# [Short task]
Extract each line containing the string "インベントリ情報".

# [Task inputs]
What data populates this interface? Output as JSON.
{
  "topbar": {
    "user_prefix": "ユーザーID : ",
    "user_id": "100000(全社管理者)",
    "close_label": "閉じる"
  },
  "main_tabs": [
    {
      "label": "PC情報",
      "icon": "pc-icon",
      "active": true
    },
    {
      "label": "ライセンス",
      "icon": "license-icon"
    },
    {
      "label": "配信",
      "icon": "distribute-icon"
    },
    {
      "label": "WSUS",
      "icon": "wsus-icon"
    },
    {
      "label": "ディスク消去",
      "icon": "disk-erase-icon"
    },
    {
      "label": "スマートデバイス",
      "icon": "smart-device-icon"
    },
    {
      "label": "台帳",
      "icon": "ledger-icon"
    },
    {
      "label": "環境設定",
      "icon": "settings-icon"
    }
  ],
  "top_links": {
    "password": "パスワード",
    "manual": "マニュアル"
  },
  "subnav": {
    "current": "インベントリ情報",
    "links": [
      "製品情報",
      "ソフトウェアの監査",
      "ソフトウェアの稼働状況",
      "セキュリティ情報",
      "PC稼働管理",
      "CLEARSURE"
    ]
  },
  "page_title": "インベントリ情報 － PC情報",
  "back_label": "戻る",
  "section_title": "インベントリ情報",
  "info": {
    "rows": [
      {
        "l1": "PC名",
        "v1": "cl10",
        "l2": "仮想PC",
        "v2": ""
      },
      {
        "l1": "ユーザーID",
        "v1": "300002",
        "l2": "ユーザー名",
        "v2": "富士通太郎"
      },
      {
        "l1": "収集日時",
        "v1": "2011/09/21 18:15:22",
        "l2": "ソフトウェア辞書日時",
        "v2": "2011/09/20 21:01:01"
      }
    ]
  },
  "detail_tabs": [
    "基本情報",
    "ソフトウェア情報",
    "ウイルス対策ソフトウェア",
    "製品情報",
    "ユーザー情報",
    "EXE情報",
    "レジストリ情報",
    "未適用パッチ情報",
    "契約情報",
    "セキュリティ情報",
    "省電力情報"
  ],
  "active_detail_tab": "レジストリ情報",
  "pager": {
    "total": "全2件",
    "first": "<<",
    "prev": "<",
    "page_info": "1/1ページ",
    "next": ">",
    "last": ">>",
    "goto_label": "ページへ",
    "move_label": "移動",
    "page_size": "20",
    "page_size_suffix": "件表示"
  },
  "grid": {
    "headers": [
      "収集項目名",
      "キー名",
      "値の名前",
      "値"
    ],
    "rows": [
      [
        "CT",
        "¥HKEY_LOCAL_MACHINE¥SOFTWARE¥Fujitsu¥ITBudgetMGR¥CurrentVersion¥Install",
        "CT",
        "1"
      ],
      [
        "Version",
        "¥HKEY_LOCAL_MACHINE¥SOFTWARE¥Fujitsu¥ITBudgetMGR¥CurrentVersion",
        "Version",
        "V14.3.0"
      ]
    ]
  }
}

# [The output]
    "current": "インベントリ情報",
  "page_title": "インベントリ情報 － PC情報",
  "section_title": "インベントリ情報",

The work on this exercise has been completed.